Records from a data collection
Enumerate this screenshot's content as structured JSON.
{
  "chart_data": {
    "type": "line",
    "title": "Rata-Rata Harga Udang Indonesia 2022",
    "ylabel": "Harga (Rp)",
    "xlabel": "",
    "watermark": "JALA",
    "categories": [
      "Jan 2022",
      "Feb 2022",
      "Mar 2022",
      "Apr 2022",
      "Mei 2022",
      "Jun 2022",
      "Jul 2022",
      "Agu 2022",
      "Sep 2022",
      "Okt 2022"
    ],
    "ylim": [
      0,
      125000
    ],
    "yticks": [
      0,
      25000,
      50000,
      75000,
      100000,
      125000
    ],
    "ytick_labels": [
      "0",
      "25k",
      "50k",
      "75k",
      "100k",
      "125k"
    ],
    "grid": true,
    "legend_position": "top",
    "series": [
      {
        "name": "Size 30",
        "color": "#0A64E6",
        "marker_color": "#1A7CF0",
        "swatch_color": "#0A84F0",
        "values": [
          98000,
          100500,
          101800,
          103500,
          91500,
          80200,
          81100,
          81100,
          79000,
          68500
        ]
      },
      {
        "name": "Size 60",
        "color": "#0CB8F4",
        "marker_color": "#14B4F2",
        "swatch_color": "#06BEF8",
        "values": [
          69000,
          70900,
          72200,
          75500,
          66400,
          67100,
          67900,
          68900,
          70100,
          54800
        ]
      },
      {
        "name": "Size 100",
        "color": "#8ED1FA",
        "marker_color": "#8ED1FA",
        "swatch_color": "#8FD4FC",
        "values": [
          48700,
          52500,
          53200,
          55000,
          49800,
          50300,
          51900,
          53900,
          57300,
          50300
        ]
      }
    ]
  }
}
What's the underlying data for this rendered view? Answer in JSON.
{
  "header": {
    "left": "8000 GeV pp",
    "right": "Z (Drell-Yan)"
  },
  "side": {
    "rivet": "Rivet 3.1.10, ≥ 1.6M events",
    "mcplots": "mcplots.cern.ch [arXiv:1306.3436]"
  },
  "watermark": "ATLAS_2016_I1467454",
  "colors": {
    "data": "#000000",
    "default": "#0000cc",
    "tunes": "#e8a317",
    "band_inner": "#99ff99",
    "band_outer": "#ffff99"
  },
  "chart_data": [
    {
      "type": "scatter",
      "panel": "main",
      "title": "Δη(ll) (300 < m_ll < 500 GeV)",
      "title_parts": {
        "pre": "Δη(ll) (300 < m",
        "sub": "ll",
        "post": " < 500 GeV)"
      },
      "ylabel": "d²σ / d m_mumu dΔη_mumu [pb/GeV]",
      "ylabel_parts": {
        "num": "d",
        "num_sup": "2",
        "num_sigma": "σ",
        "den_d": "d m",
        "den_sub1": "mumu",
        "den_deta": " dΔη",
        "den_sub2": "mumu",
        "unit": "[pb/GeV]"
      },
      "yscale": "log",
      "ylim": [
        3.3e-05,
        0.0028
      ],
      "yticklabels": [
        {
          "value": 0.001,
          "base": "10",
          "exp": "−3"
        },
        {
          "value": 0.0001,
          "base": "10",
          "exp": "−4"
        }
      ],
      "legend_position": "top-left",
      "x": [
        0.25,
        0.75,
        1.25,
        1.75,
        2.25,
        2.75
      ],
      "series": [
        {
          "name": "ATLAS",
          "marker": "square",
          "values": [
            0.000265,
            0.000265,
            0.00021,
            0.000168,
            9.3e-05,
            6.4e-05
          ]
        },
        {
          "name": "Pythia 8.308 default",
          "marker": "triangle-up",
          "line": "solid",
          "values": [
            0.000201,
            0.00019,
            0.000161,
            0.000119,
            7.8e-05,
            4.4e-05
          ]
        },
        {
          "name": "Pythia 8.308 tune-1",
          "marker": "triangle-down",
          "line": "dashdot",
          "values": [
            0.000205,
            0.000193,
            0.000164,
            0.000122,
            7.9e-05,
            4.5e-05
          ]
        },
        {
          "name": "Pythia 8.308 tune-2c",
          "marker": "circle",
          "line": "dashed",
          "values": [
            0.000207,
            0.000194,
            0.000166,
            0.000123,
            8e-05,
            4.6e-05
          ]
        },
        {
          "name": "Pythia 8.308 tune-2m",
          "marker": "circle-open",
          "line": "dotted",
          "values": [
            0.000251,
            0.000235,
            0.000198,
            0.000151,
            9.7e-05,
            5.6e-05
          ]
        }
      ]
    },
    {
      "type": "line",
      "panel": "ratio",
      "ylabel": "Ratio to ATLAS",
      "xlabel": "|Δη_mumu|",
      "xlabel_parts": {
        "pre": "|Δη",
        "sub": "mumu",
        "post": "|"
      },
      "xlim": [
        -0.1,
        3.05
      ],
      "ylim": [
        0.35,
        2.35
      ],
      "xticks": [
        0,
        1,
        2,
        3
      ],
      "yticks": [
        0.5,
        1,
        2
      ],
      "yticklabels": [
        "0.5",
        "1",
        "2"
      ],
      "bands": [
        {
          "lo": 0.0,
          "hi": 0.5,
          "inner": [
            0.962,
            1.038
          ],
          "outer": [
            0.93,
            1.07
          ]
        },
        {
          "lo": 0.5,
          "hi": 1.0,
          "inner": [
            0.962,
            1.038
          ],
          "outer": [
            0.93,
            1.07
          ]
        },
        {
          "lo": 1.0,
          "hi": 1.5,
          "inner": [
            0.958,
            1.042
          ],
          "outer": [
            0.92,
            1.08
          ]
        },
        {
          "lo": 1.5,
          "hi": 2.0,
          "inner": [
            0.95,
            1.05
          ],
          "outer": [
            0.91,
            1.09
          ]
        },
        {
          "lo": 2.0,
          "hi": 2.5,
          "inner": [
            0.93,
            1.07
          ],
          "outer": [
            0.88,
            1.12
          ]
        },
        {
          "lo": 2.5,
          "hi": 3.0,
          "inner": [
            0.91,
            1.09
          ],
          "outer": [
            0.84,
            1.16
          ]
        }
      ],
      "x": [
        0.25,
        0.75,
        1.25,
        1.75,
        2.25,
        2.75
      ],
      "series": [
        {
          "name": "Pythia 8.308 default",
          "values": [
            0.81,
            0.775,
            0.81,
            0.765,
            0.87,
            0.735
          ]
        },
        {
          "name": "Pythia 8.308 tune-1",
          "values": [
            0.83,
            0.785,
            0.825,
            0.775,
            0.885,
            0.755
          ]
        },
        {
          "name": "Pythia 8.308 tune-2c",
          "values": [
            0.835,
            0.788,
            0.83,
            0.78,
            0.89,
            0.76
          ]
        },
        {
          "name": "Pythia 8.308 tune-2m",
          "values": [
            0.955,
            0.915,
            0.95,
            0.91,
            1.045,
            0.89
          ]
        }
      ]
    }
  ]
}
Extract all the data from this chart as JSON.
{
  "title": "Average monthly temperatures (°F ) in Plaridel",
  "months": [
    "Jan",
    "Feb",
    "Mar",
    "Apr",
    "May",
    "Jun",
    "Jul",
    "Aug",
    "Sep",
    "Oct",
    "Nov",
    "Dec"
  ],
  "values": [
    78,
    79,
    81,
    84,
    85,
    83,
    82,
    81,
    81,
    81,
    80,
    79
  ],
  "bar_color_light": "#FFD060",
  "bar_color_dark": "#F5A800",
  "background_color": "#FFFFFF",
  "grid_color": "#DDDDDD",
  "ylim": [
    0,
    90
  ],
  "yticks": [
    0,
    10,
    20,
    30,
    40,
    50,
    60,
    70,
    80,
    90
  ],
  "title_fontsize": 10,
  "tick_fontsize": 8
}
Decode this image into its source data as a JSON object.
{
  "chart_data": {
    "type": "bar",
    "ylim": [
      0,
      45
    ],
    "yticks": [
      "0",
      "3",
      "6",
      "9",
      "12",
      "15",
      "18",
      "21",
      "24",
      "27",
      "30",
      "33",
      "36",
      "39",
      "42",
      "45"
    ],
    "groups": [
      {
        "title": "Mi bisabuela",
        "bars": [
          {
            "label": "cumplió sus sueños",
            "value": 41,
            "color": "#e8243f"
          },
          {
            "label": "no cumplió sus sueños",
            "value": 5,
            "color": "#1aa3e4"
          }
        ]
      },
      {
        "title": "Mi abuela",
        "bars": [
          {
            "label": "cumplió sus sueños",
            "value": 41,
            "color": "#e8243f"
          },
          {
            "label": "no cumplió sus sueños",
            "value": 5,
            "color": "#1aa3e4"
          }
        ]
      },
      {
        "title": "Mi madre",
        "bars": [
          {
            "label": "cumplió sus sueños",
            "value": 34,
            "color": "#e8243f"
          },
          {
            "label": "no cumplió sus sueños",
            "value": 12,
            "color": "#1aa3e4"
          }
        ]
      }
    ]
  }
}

→ **Exercise goal**: In the material above, find the lines that contain "triangle" and show them.

→ **Problem solution**:
          "marker": "triangle-up",
          "marker": "triangle-down",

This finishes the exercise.